SHORT PROBLEM: Wherever the string "مرموز" occurs in a line of these records, report that line.

DATA PROVIDED:
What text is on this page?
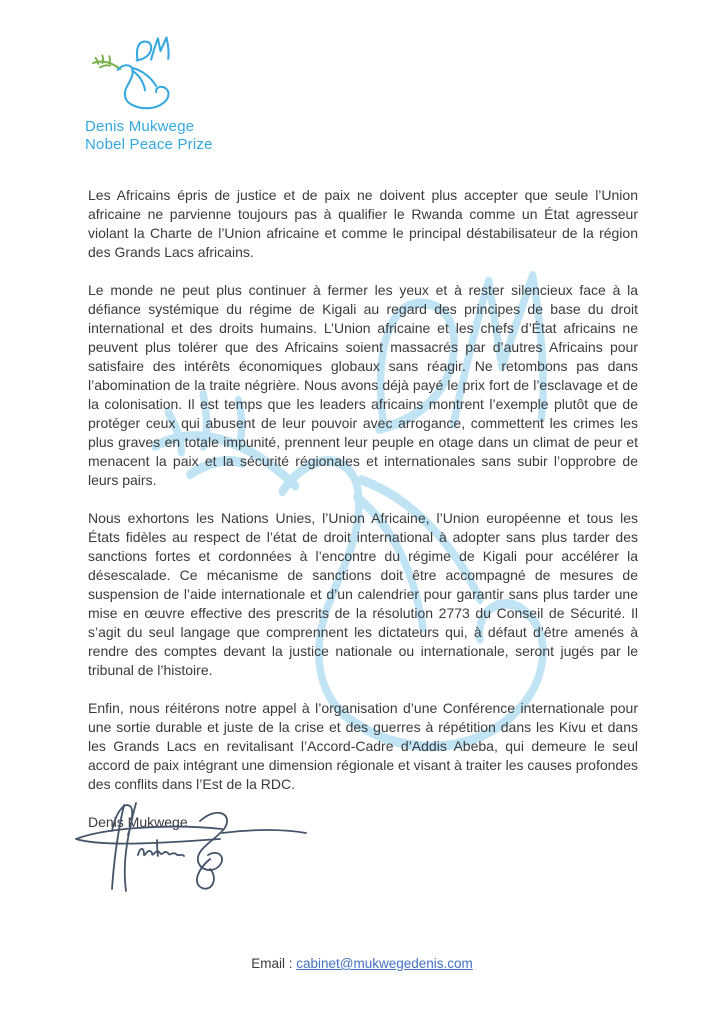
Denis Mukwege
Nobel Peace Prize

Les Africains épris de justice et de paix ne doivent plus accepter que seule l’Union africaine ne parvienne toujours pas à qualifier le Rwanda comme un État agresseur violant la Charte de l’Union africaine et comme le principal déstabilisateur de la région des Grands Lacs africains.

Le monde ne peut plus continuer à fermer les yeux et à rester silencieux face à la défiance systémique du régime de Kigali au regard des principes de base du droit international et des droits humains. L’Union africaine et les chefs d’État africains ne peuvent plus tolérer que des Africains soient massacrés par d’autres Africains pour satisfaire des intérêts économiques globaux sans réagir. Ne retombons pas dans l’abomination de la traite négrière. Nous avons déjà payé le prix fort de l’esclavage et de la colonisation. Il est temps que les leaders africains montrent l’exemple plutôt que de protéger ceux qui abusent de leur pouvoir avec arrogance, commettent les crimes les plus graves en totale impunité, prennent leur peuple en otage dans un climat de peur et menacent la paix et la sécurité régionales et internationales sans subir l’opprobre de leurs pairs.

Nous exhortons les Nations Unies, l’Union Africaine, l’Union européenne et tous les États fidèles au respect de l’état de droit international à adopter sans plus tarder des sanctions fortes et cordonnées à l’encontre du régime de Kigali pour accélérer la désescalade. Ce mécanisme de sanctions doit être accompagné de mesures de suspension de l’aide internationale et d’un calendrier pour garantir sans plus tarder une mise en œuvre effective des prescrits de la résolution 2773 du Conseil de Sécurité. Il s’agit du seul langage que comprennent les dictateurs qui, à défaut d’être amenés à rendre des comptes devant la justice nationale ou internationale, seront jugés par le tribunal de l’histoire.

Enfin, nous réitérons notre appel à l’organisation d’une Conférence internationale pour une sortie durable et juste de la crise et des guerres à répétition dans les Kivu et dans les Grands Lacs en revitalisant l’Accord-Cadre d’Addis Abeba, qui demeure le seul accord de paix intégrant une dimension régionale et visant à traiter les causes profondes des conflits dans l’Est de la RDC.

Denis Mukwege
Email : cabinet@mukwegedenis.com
---
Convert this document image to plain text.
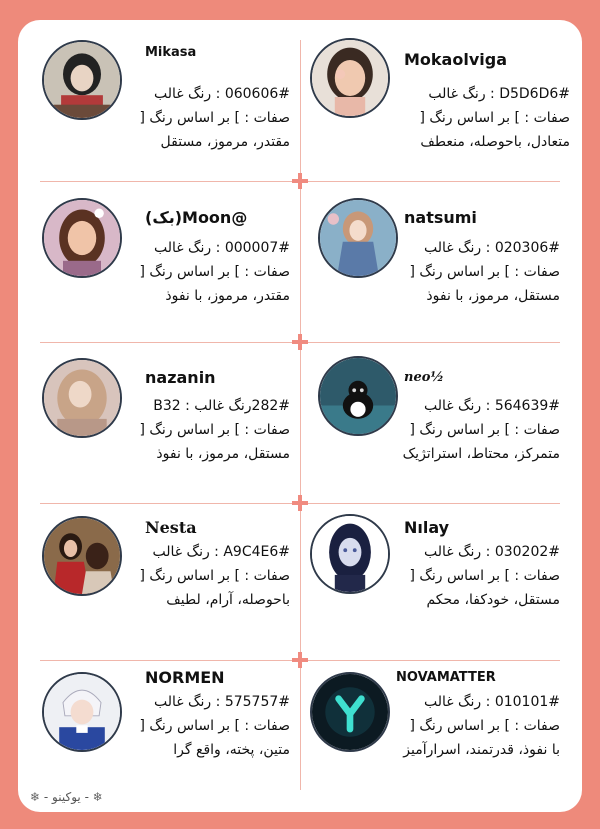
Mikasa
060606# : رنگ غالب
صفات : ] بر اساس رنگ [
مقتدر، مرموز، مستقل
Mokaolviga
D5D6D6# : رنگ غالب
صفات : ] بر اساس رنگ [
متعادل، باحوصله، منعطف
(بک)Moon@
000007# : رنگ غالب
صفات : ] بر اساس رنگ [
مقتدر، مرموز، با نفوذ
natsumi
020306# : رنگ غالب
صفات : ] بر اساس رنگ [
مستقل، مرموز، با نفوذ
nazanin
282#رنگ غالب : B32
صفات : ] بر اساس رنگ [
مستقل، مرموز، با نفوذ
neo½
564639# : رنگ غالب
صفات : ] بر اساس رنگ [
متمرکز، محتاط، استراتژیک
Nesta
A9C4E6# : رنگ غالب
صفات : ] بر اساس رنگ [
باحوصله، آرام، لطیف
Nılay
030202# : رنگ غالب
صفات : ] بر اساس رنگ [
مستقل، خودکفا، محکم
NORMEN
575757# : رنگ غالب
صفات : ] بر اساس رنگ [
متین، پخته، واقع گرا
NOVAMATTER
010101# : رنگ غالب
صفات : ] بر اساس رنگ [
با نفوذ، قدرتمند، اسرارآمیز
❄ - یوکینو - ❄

RESPONSE:
مقتدر، مرموز، مستقل
مقتدر، مرموز، با نفوذ
مستقل، مرموز، با نفوذ
مستقل، مرموز، با نفوذ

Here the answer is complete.